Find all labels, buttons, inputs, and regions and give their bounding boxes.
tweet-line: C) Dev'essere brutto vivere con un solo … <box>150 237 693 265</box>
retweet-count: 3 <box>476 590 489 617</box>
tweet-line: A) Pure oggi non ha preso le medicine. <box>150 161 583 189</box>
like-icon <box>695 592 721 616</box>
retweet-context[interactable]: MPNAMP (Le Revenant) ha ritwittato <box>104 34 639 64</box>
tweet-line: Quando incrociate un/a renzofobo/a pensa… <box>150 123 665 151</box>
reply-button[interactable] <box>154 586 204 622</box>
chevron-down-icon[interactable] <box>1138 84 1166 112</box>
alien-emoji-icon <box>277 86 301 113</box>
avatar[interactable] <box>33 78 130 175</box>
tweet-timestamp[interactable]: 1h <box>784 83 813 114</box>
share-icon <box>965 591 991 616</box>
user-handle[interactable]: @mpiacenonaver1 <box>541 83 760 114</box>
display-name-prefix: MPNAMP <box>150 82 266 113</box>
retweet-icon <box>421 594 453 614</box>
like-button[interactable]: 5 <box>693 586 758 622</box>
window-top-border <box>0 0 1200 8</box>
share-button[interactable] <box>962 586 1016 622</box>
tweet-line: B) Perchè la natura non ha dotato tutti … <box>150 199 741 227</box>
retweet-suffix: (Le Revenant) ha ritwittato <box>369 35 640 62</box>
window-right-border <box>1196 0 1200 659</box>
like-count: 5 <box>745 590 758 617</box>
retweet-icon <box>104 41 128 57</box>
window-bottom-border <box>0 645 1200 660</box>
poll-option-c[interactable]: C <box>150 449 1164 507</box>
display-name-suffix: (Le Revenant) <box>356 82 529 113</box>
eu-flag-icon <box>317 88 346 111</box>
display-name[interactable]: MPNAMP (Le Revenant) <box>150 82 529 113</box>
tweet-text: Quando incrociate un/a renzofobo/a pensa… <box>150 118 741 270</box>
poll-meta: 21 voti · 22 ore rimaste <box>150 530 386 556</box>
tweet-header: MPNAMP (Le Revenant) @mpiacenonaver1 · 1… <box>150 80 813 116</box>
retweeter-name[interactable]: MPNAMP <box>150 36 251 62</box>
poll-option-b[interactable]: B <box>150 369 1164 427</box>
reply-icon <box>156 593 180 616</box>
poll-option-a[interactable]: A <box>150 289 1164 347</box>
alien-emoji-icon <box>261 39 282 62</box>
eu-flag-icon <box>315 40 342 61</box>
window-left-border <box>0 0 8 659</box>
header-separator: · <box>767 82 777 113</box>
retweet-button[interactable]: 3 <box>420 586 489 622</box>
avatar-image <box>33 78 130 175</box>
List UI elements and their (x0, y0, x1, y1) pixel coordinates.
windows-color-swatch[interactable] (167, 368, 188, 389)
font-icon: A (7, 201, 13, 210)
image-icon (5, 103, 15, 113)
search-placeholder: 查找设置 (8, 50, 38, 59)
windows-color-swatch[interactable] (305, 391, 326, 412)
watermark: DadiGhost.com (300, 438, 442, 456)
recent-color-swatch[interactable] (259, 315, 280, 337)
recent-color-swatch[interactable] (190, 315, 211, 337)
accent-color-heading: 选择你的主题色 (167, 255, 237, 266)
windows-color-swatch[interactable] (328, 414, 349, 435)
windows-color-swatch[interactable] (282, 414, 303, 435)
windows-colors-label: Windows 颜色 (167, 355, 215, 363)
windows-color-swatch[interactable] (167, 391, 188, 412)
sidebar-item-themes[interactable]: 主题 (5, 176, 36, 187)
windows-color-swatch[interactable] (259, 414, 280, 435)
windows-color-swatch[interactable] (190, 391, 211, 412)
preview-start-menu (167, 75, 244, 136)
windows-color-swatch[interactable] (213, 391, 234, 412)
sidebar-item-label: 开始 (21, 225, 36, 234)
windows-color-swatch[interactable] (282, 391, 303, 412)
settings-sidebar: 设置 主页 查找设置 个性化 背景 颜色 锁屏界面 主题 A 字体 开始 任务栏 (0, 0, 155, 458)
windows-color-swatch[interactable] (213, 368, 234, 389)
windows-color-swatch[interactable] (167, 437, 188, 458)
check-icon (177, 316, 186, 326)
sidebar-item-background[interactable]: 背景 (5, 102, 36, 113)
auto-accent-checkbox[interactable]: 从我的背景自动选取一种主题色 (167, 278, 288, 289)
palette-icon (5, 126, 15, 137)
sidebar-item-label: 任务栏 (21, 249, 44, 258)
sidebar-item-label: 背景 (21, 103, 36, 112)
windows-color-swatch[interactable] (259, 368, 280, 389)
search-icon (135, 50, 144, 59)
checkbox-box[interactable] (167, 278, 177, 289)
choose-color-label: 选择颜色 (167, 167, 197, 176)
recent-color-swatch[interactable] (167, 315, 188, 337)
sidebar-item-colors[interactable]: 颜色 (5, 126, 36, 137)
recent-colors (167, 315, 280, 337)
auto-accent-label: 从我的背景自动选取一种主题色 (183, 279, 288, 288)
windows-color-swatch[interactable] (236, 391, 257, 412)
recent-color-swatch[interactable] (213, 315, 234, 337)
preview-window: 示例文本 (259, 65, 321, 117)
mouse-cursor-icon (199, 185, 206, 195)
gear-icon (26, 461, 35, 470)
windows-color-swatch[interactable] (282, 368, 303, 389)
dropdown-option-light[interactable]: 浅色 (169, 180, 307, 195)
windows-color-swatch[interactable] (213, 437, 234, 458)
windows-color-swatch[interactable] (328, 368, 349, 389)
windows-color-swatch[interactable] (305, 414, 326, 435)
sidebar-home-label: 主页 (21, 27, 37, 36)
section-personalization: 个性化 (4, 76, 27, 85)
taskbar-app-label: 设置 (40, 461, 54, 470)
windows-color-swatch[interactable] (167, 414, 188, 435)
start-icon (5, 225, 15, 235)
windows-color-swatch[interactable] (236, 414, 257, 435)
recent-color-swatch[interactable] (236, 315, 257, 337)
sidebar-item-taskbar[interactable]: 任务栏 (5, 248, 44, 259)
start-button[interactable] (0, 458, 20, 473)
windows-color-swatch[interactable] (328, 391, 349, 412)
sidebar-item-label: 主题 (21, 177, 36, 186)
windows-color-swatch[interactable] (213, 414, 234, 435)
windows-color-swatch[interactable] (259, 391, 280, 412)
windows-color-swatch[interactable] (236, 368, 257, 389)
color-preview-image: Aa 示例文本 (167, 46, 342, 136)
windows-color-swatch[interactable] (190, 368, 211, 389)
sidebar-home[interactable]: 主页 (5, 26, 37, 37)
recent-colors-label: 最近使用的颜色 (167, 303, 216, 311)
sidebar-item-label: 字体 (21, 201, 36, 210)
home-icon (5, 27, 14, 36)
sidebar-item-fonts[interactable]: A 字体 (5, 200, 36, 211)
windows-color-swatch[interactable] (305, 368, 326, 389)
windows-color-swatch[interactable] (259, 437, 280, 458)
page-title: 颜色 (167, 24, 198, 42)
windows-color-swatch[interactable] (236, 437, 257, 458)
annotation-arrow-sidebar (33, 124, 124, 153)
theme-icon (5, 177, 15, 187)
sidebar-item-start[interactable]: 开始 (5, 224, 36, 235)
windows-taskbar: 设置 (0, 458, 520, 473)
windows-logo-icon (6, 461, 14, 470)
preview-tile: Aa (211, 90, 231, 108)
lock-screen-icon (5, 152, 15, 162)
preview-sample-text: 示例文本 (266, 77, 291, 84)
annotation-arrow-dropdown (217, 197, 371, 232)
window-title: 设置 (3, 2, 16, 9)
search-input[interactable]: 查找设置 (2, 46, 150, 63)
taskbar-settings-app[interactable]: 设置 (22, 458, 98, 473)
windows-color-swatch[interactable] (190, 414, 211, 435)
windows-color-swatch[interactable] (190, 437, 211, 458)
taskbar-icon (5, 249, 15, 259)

Challenge: Rewrite all of the entries above, replacing each occurrence of "tweet-line" with "tweet-row" and leaving everything else unchanged.

Solution for this task:
Find all labels, buttons, inputs, and regions and give their bounding boxes.
tweet-row: C) Dev'essere brutto vivere con un solo … <box>150 237 693 265</box>
retweet-count: 3 <box>476 590 489 617</box>
tweet-row: A) Pure oggi non ha preso le medicine. <box>150 161 583 189</box>
like-icon <box>695 592 721 616</box>
retweet-context[interactable]: MPNAMP (Le Revenant) ha ritwittato <box>104 34 639 64</box>
tweet-row: Quando incrociate un/a renzofobo/a pensa… <box>150 123 665 151</box>
reply-button[interactable] <box>154 586 204 622</box>
chevron-down-icon[interactable] <box>1138 84 1166 112</box>
alien-emoji-icon <box>277 86 301 113</box>
avatar[interactable] <box>33 78 130 175</box>
tweet-timestamp[interactable]: 1h <box>784 83 813 114</box>
share-icon <box>965 591 991 616</box>
user-handle[interactable]: @mpiacenonaver1 <box>541 83 760 114</box>
display-name-prefix: MPNAMP <box>150 82 266 113</box>
retweet-icon <box>421 594 453 614</box>
like-button[interactable]: 5 <box>693 586 758 622</box>
window-top-border <box>0 0 1200 8</box>
share-button[interactable] <box>962 586 1016 622</box>
tweet-row: B) Perchè la natura non ha dotato tutti … <box>150 199 741 227</box>
retweet-suffix: (Le Revenant) ha ritwittato <box>369 35 640 62</box>
window-right-border <box>1196 0 1200 659</box>
like-count: 5 <box>745 590 758 617</box>
retweet-icon <box>104 41 128 57</box>
window-bottom-border <box>0 645 1200 660</box>
poll-option-c[interactable]: C <box>150 449 1164 507</box>
display-name-suffix: (Le Revenant) <box>356 82 529 113</box>
eu-flag-icon <box>317 88 346 111</box>
display-name[interactable]: MPNAMP (Le Revenant) <box>150 82 529 113</box>
tweet-text: Quando incrociate un/a renzofobo/a pensa… <box>150 118 741 270</box>
poll-meta: 21 voti · 22 ore rimaste <box>150 530 386 556</box>
tweet-header: MPNAMP (Le Revenant) @mpiacenonaver1 · 1… <box>150 80 813 116</box>
retweeter-name[interactable]: MPNAMP <box>150 36 251 62</box>
poll-option-b[interactable]: B <box>150 369 1164 427</box>
reply-icon <box>156 593 180 616</box>
poll-option-a[interactable]: A <box>150 289 1164 347</box>
alien-emoji-icon <box>261 39 282 62</box>
eu-flag-icon <box>315 40 342 61</box>
window-left-border <box>0 0 8 659</box>
header-separator: · <box>767 82 777 113</box>
retweet-button[interactable]: 3 <box>420 586 489 622</box>
avatar-image <box>33 78 130 175</box>
List UI elements and their (x0, y0, x1, y1) pixel coordinates.
windows-color-swatch[interactable] (167, 368, 188, 389)
font-icon: A (7, 201, 13, 210)
image-icon (5, 103, 15, 113)
search-placeholder: 查找设置 (8, 50, 38, 59)
windows-color-swatch[interactable] (305, 391, 326, 412)
watermark: DadiGhost.com (300, 438, 442, 456)
recent-color-swatch[interactable] (259, 315, 280, 337)
recent-color-swatch[interactable] (190, 315, 211, 337)
accent-color-heading: 选择你的主题色 (167, 255, 237, 266)
windows-color-swatch[interactable] (328, 414, 349, 435)
windows-color-swatch[interactable] (282, 414, 303, 435)
windows-colors-label: Windows 颜色 (167, 355, 215, 363)
windows-color-swatch[interactable] (167, 391, 188, 412)
sidebar-item-themes[interactable]: 主题 (5, 176, 36, 187)
windows-color-swatch[interactable] (259, 414, 280, 435)
windows-color-swatch[interactable] (190, 391, 211, 412)
preview-start-menu (167, 75, 244, 136)
windows-color-swatch[interactable] (213, 391, 234, 412)
sidebar-item-label: 开始 (21, 225, 36, 234)
windows-color-swatch[interactable] (282, 391, 303, 412)
settings-sidebar: 设置 主页 查找设置 个性化 背景 颜色 锁屏界面 主题 A 字体 开始 任务栏 (0, 0, 155, 458)
windows-color-swatch[interactable] (213, 368, 234, 389)
windows-color-swatch[interactable] (167, 437, 188, 458)
check-icon (177, 316, 186, 326)
sidebar-item-background[interactable]: 背景 (5, 102, 36, 113)
auto-accent-checkbox[interactable]: 从我的背景自动选取一种主题色 (167, 278, 288, 289)
palette-icon (5, 126, 15, 137)
sidebar-item-label: 任务栏 (21, 249, 44, 258)
sidebar-item-label: 背景 (21, 103, 36, 112)
windows-color-swatch[interactable] (259, 368, 280, 389)
search-icon (135, 50, 144, 59)
checkbox-box[interactable] (167, 278, 177, 289)
choose-color-label: 选择颜色 (167, 167, 197, 176)
recent-color-swatch[interactable] (167, 315, 188, 337)
sidebar-item-colors[interactable]: 颜色 (5, 126, 36, 137)
recent-colors (167, 315, 280, 337)
auto-accent-label: 从我的背景自动选取一种主题色 (183, 279, 288, 288)
windows-color-swatch[interactable] (236, 391, 257, 412)
recent-color-swatch[interactable] (213, 315, 234, 337)
preview-window: 示例文本 (259, 65, 321, 117)
mouse-cursor-icon (199, 185, 206, 195)
gear-icon (26, 461, 35, 470)
windows-color-swatch[interactable] (282, 368, 303, 389)
dropdown-option-light[interactable]: 浅色 (169, 180, 307, 195)
windows-color-swatch[interactable] (213, 437, 234, 458)
windows-color-swatch[interactable] (328, 368, 349, 389)
windows-color-swatch[interactable] (305, 414, 326, 435)
sidebar-home-label: 主页 (21, 27, 37, 36)
section-personalization: 个性化 (4, 76, 27, 85)
taskbar-app-label: 设置 (40, 461, 54, 470)
windows-color-swatch[interactable] (167, 414, 188, 435)
start-icon (5, 225, 15, 235)
windows-color-swatch[interactable] (236, 414, 257, 435)
recent-color-swatch[interactable] (236, 315, 257, 337)
sidebar-item-taskbar[interactable]: 任务栏 (5, 248, 44, 259)
start-button[interactable] (0, 458, 20, 473)
windows-color-swatch[interactable] (328, 391, 349, 412)
sidebar-item-label: 主题 (21, 177, 36, 186)
windows-color-swatch[interactable] (213, 414, 234, 435)
windows-color-swatch[interactable] (259, 391, 280, 412)
windows-color-swatch[interactable] (236, 368, 257, 389)
color-preview-image: Aa 示例文本 (167, 46, 342, 136)
windows-color-swatch[interactable] (190, 368, 211, 389)
sidebar-home[interactable]: 主页 (5, 26, 37, 37)
recent-colors-label: 最近使用的颜色 (167, 303, 216, 311)
sidebar-item-label: 字体 (21, 201, 36, 210)
home-icon (5, 27, 14, 36)
sidebar-item-fonts[interactable]: A 字体 (5, 200, 36, 211)
windows-color-swatch[interactable] (305, 368, 326, 389)
windows-color-swatch[interactable] (259, 437, 280, 458)
page-title: 颜色 (167, 24, 198, 42)
windows-color-swatch[interactable] (236, 437, 257, 458)
annotation-arrow-sidebar (33, 124, 124, 153)
theme-icon (5, 177, 15, 187)
sidebar-item-start[interactable]: 开始 (5, 224, 36, 235)
windows-taskbar: 设置 (0, 458, 520, 473)
windows-logo-icon (6, 461, 14, 470)
preview-tile: Aa (211, 90, 231, 108)
lock-screen-icon (5, 152, 15, 162)
preview-sample-text: 示例文本 (266, 77, 291, 84)
annotation-arrow-dropdown (217, 197, 371, 232)
window-title: 设置 (3, 2, 16, 9)
search-input[interactable]: 查找设置 (2, 46, 150, 63)
taskbar-settings-app[interactable]: 设置 (22, 458, 98, 473)
windows-color-swatch[interactable] (190, 414, 211, 435)
windows-color-swatch[interactable] (190, 437, 211, 458)
taskbar-icon (5, 249, 15, 259)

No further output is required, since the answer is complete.